**TÂCHES À ACCOMPLIR:**
- 1) D'après l'article sur les investissements japonais en France, quelle entreprise Sumitomo a-t-elle rachetée ?
- 2) Poursuivez l'article sur les investissements japonais en France après sa dernière phrase.

**TEXTE FOURNI:**

L'USINE NOUVELLE. No 12, 20 MARS 1986

 

LES LIVRES ET L’INDUSTRIE

 

 

Cinq investissements japonais en France en 1985 pour 500 millions de francs : 810 emplois

QUI A PEUR DES JAPONAIS?

 

JAPON

L'EVOLUTION DES SYSTEMES

Cinq investissements japonais en France en 1985 pour 500 millions de francs:  810 emplois dans la machine­outil, le matériel agricole, le travail du bois, l'électronique grand public. On est loin du bilan de l'année précédente: dix implantations, dont le rachat de Dunlop France par Sumitomo. Avec un peu plus de trente implantations industrielles, la France a rattrapé son retard sur les autres pays européens. Mais chez nous comme chez nos voisins, l'investissement japonais reste, à une échelle significative, confiné à certains secteurs, tels que l'électronique grand public.

D'où deux interrogations: faut-il encore craindre le cheval de Troie industriel nippon en Europe ou s'étonner que les investisseurs potentiels boudent notre continent? Au moment où la DATAR publiait ses résultats, sortait un livre collectif du Cesta : « Japon: l'évolution des systèmes ».

**EXTRAITS DU MATÉRIEL:**
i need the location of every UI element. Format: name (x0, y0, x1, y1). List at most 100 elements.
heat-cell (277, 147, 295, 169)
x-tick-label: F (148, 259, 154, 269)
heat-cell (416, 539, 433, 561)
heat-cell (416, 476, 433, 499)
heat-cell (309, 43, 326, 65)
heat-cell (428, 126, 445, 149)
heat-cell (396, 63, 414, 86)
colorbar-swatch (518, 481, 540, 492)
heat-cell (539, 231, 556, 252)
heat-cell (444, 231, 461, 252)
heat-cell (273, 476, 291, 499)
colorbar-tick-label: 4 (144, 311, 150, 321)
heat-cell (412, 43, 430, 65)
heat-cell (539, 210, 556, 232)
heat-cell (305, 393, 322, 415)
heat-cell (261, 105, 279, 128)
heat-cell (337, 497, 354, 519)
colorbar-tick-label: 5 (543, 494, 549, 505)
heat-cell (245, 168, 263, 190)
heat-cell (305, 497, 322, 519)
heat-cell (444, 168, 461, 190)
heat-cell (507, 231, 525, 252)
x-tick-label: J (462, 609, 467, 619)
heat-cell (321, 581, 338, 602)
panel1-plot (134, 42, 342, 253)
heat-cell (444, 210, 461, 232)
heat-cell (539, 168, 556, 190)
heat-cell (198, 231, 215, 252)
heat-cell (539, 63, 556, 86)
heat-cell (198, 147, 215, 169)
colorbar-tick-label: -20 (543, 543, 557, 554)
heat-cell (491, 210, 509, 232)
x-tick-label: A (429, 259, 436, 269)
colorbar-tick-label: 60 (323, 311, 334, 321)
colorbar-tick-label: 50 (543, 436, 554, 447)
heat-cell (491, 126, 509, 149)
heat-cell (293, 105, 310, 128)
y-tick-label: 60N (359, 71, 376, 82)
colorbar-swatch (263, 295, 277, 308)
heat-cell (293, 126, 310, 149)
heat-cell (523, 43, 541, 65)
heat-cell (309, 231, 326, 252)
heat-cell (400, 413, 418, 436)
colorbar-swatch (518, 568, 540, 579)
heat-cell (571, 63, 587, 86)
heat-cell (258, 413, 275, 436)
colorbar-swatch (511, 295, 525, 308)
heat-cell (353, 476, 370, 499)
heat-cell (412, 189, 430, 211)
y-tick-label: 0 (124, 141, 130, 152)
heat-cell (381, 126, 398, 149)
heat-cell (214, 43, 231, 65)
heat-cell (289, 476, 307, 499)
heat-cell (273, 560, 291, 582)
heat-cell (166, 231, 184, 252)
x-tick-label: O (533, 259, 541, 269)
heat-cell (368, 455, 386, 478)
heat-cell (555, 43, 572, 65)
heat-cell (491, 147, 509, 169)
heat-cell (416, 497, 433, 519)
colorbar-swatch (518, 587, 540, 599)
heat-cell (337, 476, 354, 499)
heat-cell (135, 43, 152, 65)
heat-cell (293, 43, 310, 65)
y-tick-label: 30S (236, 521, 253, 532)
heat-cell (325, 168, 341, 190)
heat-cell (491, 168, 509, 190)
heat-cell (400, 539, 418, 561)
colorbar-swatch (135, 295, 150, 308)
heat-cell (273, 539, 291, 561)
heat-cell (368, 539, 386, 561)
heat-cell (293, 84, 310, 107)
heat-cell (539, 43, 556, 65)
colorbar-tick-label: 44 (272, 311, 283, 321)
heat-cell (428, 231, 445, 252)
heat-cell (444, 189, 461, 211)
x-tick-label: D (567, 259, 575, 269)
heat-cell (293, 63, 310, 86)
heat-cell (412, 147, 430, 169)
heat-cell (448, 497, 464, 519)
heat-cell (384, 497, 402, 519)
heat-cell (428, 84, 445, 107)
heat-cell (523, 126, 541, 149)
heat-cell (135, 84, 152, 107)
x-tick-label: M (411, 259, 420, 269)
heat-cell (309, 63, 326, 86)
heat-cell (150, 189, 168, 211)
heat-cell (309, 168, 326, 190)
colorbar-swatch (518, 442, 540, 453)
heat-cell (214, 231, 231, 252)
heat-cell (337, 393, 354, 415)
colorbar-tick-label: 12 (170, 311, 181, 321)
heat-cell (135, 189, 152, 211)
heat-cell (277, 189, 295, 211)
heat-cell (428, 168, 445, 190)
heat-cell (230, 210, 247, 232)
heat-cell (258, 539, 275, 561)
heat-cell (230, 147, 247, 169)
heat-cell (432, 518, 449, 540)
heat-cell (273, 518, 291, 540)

**RÉSULTATS OBTENUS:**
- 1) Dunlop France.

- 2)
Cet ouvrage original est un essai d'explication des relations entre la politique et le business dans le Japon d'aujourd'hui : le consensus à la japonaise, le rôle du parti libéral-démocrate, les conflits politiques, la monnaie et l'économie, etc. Un des chapitres tente d'analyser « la politique d'alliance des industriels japonais à l'étranger ». Jean Esmein, l'auteur, professeur à Sciences Po et au Cesta, ancien délégué de Bull à Tokyo pendant trois ans, puis du Crédit lyonnais et de l'UBAF, le commente ainsi: « Les Japonais n'ont pas de politique d'expansion économique internationale coordonnée à l'échelon national. Leur politique industrielle vise plus à l'indépendance nationale dans certains secteurs qu'à la conquête des industries étrangères. Les grandes entreprises bâtissent des stratégies d'oligopoles: chaque groupe veut devenir le plus fort. »

Jean Esmein part d'un postulat : contrairement aux Américains qui transforment systématiquement leurs entreprises en multinationales, les Japonais mènent des politiques d'exportateurs. Et il cite, à l'appui, les résultats 1985 de l'enquête annuelle de l'INSEAD effectuée auprès de 350 dirigeants de grandes entreprises du monde entier : 15 % seulement des Japonais contre 48,5 % des Américains annonçaient leur intention d'investir à l'étranger cette année! Cette disproportion était nettement moins grande il y a trois ou quatre ans. Conclusion : « En Europe, les Japonais ont investi ces dernières années pour voir. » A un certain moment, ils ont craint la fermeture des frontières. Plus maintenant. Ainsi l'investissement du constructeur automobile Nissan en Écosse a-t-il été, in fine, dix fois plus petit que le projet initial.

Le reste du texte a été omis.